Prompt —
Set down every entry again word for word, please, but skip the pictures.
= = = =
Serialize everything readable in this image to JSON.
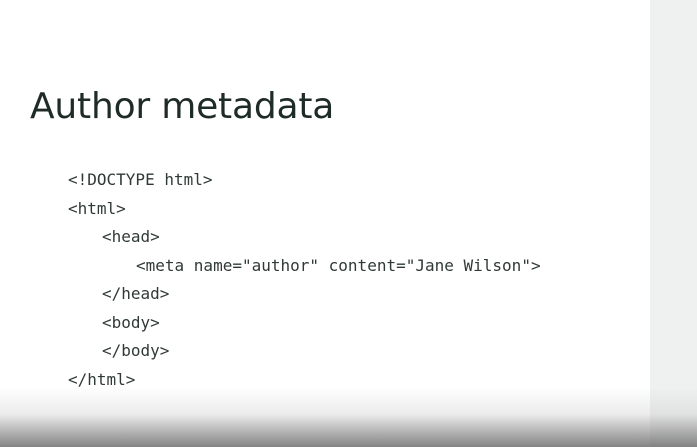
{
  "slide": {
    "title": "Author metadata",
    "code_lines": [
      "<!DOCTYPE html>",
      "<html>",
      "<head>",
      "<meta name=\"author\" content=\"Jane Wilson\">",
      "</head>",
      "<body>",
      "</body>",
      "</html>"
    ]
  }
}
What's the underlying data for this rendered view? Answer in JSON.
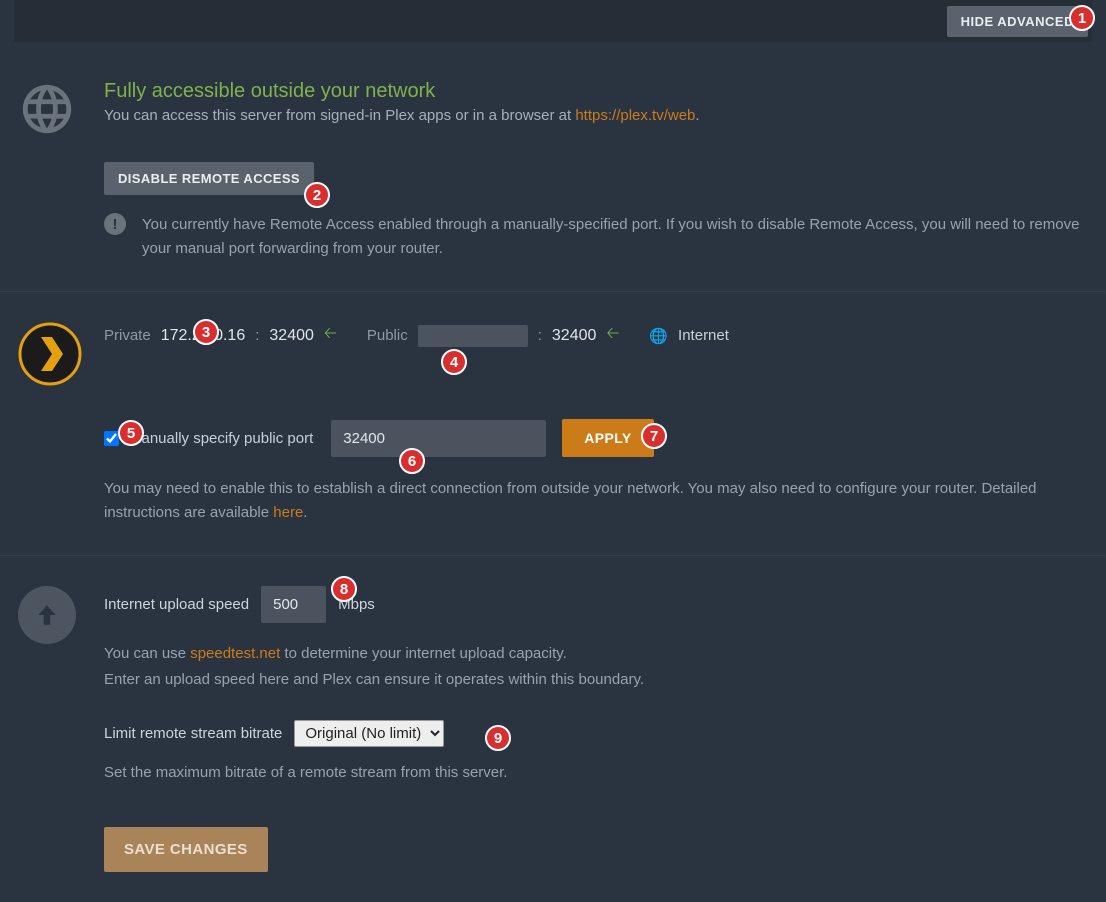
{
  "topbar": {
    "hide_advanced": "HIDE ADVANCED"
  },
  "access": {
    "title": "Fully accessible outside your network",
    "desc_prefix": "You can access this server from signed-in Plex apps or in a browser at ",
    "link_text": "https://plex.tv/web",
    "desc_suffix": ".",
    "disable_label": "DISABLE REMOTE ACCESS",
    "notice_text": "You currently have Remote Access enabled through a manually-specified port. If you wish to disable Remote Access, you will need to remove your manual port forwarding from your router."
  },
  "network": {
    "private_label": "Private",
    "private_ip": "172.21.0.16",
    "private_port": "32400",
    "public_label": "Public",
    "public_ip": "",
    "public_port": "32400",
    "internet_label": "Internet",
    "manual_check_label": "Manually specify public port",
    "manual_checked": true,
    "manual_port_value": "32400",
    "apply_label": "APPLY",
    "help_prefix": "You may need to enable this to establish a direct connection from outside your network. You may also need to configure your router. Detailed instructions are available ",
    "help_link": "here",
    "help_suffix": "."
  },
  "upload": {
    "speed_label": "Internet upload speed",
    "speed_value": "500",
    "speed_unit": "Mbps",
    "help1_prefix": "You can use ",
    "help1_link": "speedtest.net",
    "help1_suffix": " to determine your internet upload capacity.",
    "help2": "Enter an upload speed here and Plex can ensure it operates within this boundary.",
    "bitrate_label": "Limit remote stream bitrate",
    "bitrate_value": "Original (No limit)",
    "bitrate_help": "Set the maximum bitrate of a remote stream from this server.",
    "save_label": "SAVE CHANGES"
  },
  "badges": [
    "1",
    "2",
    "3",
    "4",
    "5",
    "6",
    "7",
    "8",
    "9"
  ]
}
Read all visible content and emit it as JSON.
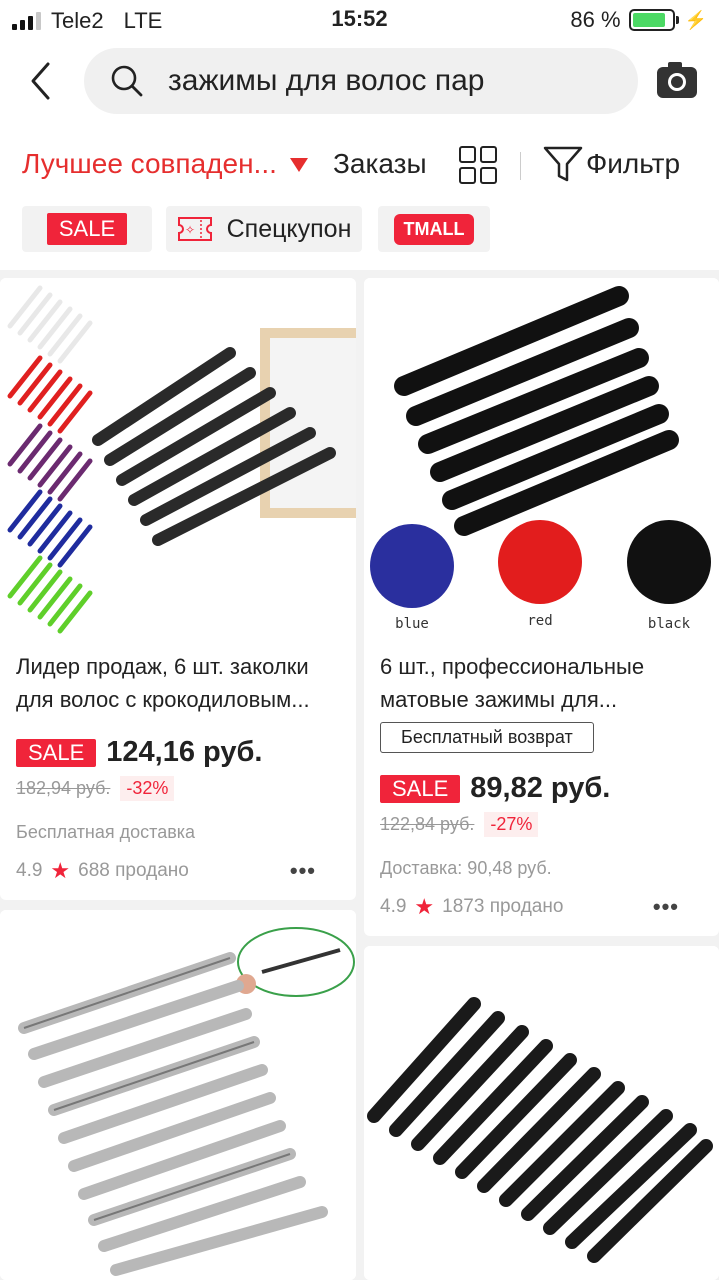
{
  "status_bar": {
    "carrier": "Tele2",
    "network": "LTE",
    "time": "15:52",
    "battery_percent": "86 %",
    "battery_level": 0.86,
    "signal_bars_active": 3,
    "signal_bars_total": 4
  },
  "header": {
    "search_query": "зажимы для волос пар"
  },
  "sort_bar": {
    "best_match_label": "Лучшее совпаден...",
    "orders_label": "Заказы",
    "filter_label": "Фильтр",
    "accent_color": "#e62e2e"
  },
  "chips": {
    "sale_label": "SALE",
    "coupon_label": "Спецкупон",
    "tmall_label": "TMALL"
  },
  "products": [
    {
      "title": "Лидер продаж, 6 шт. заколки для волос с крокодиловым...",
      "sale_label": "SALE",
      "price": "124,16 руб.",
      "old_price": "182,94 руб.",
      "discount": "-32%",
      "shipping": "Бесплатная доставка",
      "rating": "4.9",
      "sold": "688 продано",
      "more": "•••"
    },
    {
      "title": "6 шт., профессиональные матовые зажимы для...",
      "return_badge": "Бесплатный возврат",
      "sale_label": "SALE",
      "price": "89,82 руб.",
      "old_price": "122,84 руб.",
      "discount": "-27%",
      "shipping": "Доставка: 90,48 руб.",
      "rating": "4.9",
      "sold": "1873 продано",
      "more": "•••",
      "color_labels": [
        "blue",
        "red",
        "black"
      ]
    }
  ],
  "colors": {
    "sale_red": "#f0243a",
    "battery_green": "#4cd964"
  }
}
= = = =
Exercise solution —
Serialize everything readable in this image to JSON.
{
  "slide": {
    "title": "Author metadata",
    "code_lines": [
      "<!DOCTYPE html>",
      "<html>",
      "<head>",
      "<meta name=\"author\" content=\"Jane Wilson\">",
      "</head>",
      "<body>",
      "</body>",
      "</html>"
    ]
  }
}
What's the underlying data for this rendered view? Answer in JSON.
{
  "topbar": {
    "hide_advanced": "HIDE ADVANCED"
  },
  "access": {
    "title": "Fully accessible outside your network",
    "desc_prefix": "You can access this server from signed-in Plex apps or in a browser at ",
    "link_text": "https://plex.tv/web",
    "desc_suffix": ".",
    "disable_label": "DISABLE REMOTE ACCESS",
    "notice_text": "You currently have Remote Access enabled through a manually-specified port. If you wish to disable Remote Access, you will need to remove your manual port forwarding from your router."
  },
  "network": {
    "private_label": "Private",
    "private_ip": "172.21.0.16",
    "private_port": "32400",
    "public_label": "Public",
    "public_ip": "",
    "public_port": "32400",
    "internet_label": "Internet",
    "manual_check_label": "Manually specify public port",
    "manual_checked": true,
    "manual_port_value": "32400",
    "apply_label": "APPLY",
    "help_prefix": "You may need to enable this to establish a direct connection from outside your network. You may also need to configure your router. Detailed instructions are available ",
    "help_link": "here",
    "help_suffix": "."
  },
  "upload": {
    "speed_label": "Internet upload speed",
    "speed_value": "500",
    "speed_unit": "Mbps",
    "help1_prefix": "You can use ",
    "help1_link": "speedtest.net",
    "help1_suffix": " to determine your internet upload capacity.",
    "help2": "Enter an upload speed here and Plex can ensure it operates within this boundary.",
    "bitrate_label": "Limit remote stream bitrate",
    "bitrate_value": "Original (No limit)",
    "bitrate_help": "Set the maximum bitrate of a remote stream from this server.",
    "save_label": "SAVE CHANGES"
  },
  "badges": [
    "1",
    "2",
    "3",
    "4",
    "5",
    "6",
    "7",
    "8",
    "9"
  ]
}
Read all visible content and emit it as JSON.
{
  "status_bar": {
    "carrier": "Tele2",
    "network": "LTE",
    "time": "15:52",
    "battery_percent": "86 %",
    "battery_level": 0.86,
    "signal_bars_active": 3,
    "signal_bars_total": 4
  },
  "header": {
    "search_query": "зажимы для волос пар"
  },
  "sort_bar": {
    "best_match_label": "Лучшее совпаден...",
    "orders_label": "Заказы",
    "filter_label": "Фильтр",
    "accent_color": "#e62e2e"
  },
  "chips": {
    "sale_label": "SALE",
    "coupon_label": "Спецкупон",
    "tmall_label": "TMALL"
  },
  "products": [
    {
      "title": "Лидер продаж, 6 шт. заколки для волос с крокодиловым...",
      "sale_label": "SALE",
      "price": "124,16 руб.",
      "old_price": "182,94 руб.",
      "discount": "-32%",
      "shipping": "Бесплатная доставка",
      "rating": "4.9",
      "sold": "688 продано",
      "more": "•••"
    },
    {
      "title": "6 шт., профессиональные матовые зажимы для...",
      "return_badge": "Бесплатный возврат",
      "sale_label": "SALE",
      "price": "89,82 руб.",
      "old_price": "122,84 руб.",
      "discount": "-27%",
      "shipping": "Доставка: 90,48 руб.",
      "rating": "4.9",
      "sold": "1873 продано",
      "more": "•••",
      "color_labels": [
        "blue",
        "red",
        "black"
      ]
    }
  ],
  "colors": {
    "sale_red": "#f0243a",
    "battery_green": "#4cd964"
  }
}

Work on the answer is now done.